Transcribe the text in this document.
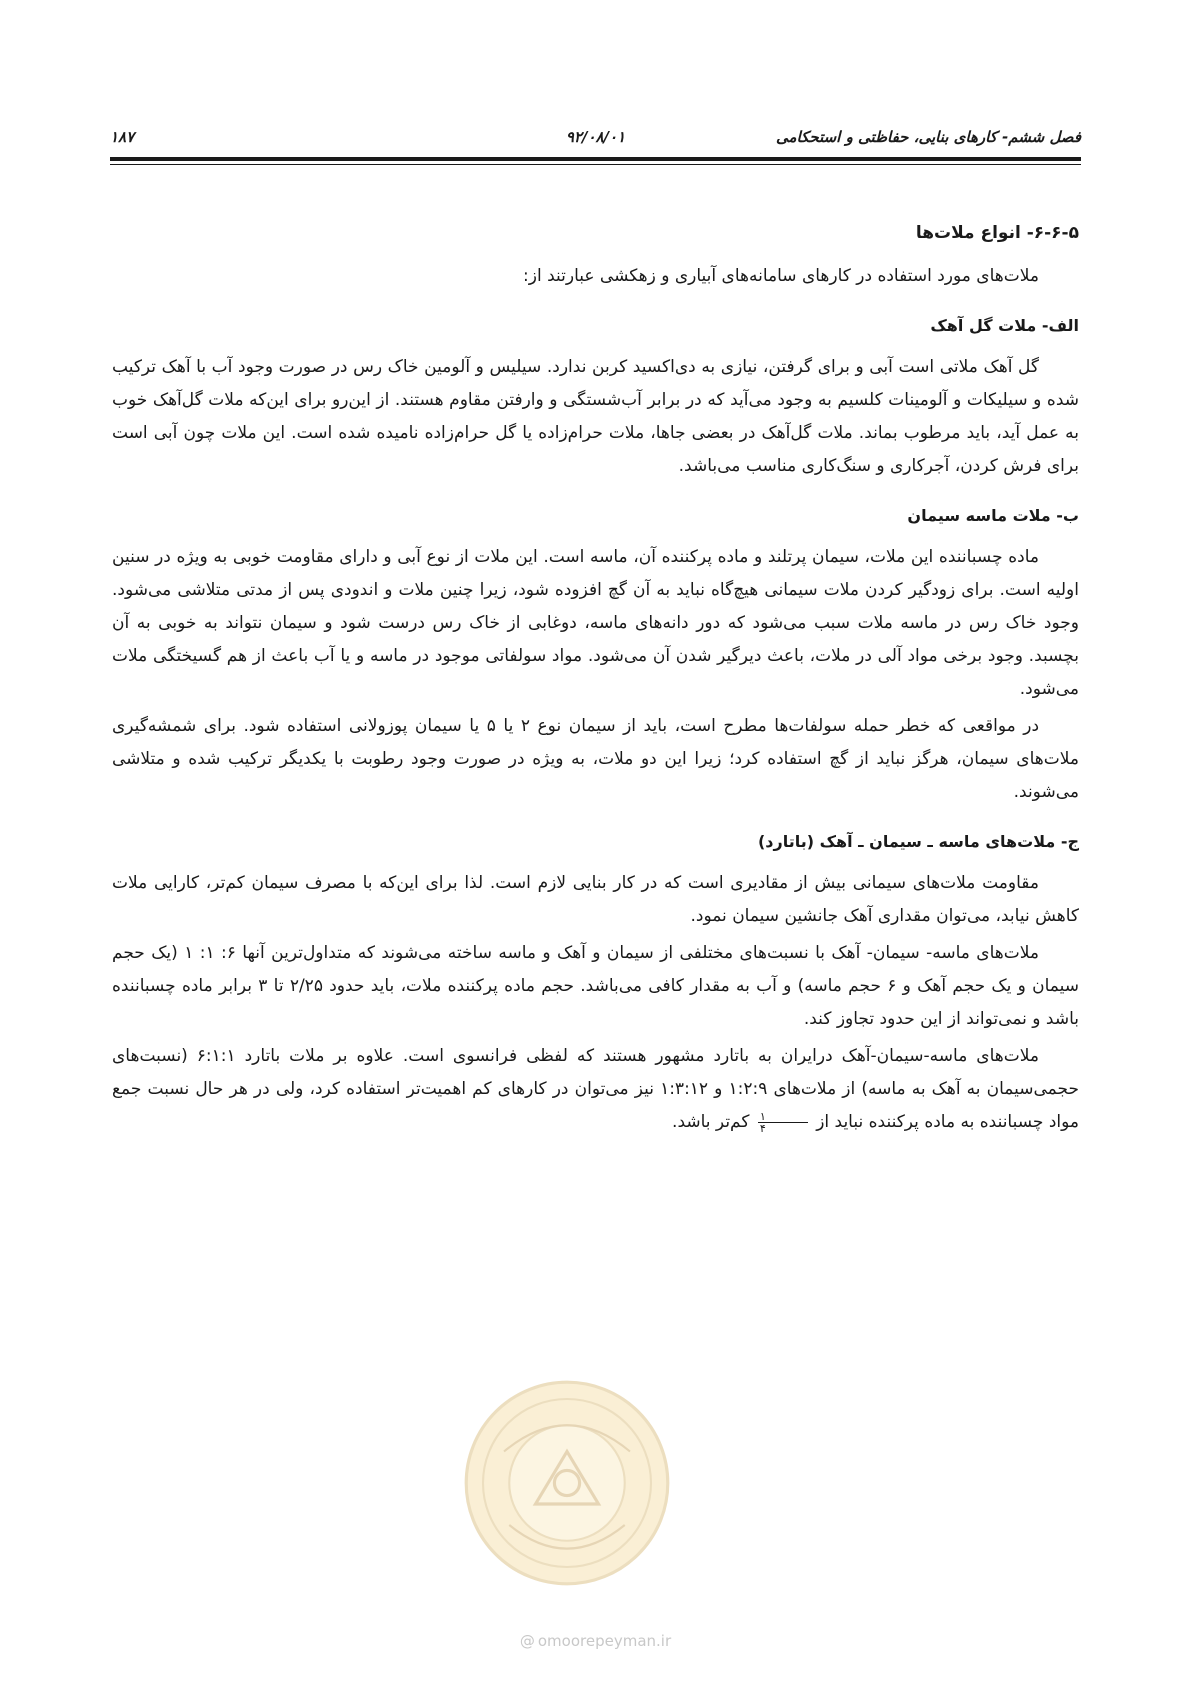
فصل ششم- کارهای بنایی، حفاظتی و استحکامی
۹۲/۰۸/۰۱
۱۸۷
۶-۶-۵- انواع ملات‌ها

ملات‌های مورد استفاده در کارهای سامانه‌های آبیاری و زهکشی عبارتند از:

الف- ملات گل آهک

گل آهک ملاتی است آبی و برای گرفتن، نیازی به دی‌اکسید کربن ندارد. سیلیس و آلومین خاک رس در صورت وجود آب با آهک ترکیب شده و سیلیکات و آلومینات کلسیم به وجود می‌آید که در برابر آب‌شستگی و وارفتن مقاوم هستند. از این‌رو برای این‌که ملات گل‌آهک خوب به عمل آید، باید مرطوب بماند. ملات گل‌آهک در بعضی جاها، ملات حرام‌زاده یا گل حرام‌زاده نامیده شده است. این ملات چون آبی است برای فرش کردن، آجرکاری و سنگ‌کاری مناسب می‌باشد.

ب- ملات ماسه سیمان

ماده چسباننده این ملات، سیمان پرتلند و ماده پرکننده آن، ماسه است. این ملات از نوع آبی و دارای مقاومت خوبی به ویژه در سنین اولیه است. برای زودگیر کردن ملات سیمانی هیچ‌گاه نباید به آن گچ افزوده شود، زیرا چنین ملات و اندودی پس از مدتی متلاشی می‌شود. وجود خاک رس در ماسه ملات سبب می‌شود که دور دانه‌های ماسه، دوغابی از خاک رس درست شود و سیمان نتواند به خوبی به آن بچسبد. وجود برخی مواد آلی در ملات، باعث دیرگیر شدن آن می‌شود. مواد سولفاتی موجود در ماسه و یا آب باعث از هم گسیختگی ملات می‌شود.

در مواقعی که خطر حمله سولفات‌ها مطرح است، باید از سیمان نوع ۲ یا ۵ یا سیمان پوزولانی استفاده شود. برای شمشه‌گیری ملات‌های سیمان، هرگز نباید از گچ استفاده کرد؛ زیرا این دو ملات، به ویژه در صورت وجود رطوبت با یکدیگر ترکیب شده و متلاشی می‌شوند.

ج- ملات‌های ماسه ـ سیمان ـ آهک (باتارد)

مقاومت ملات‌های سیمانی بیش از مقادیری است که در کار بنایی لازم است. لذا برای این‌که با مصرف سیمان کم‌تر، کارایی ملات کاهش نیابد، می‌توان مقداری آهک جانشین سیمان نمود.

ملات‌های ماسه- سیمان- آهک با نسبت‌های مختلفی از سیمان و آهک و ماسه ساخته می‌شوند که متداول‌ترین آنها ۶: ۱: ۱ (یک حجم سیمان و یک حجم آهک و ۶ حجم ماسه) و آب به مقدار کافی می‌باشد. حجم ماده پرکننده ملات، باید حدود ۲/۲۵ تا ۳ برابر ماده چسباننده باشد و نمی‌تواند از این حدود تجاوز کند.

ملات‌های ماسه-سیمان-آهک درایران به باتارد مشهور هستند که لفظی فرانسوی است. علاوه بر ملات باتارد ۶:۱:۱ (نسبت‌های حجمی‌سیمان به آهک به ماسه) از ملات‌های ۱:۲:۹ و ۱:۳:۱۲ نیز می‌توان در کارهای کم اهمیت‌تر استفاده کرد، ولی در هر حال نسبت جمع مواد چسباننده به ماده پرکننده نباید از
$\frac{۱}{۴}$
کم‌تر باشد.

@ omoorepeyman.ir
-------
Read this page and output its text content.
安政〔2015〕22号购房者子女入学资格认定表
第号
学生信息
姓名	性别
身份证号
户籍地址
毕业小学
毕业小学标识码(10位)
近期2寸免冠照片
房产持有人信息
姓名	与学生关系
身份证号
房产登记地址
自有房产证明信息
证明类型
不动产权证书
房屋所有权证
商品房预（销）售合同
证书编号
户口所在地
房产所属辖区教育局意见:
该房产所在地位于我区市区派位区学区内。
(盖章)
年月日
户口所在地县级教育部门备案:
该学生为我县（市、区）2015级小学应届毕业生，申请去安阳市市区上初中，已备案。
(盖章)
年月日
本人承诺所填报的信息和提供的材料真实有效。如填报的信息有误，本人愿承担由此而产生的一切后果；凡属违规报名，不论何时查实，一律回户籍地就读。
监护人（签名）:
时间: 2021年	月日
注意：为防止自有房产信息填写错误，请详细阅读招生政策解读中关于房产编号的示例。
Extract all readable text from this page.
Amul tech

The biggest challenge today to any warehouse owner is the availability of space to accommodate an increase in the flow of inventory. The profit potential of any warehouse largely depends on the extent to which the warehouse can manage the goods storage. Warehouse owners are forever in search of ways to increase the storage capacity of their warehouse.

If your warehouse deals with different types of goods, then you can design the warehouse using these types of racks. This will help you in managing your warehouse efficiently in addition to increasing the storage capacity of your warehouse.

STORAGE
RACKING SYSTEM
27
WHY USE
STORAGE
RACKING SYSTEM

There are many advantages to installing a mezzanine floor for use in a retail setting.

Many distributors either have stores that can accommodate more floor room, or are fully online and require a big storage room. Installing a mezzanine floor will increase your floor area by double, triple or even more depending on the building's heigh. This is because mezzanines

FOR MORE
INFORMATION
-------
**Given instruction**
Pick out the lines containing the string "will" and show them.

**Completed task**
If your warehouse deals with different types of goods, then you can design the warehouse using these types of racks. This will help you in managing your warehouse efficiently in addition to increasing the storage capacity of your warehouse.
Many distributors either have stores that can accommodate more floor room, or are fully online and require a big storage room. Installing a mezzanine floor will increase your floor area by double, triple or even more depending on the building's heigh. This is because mezzanines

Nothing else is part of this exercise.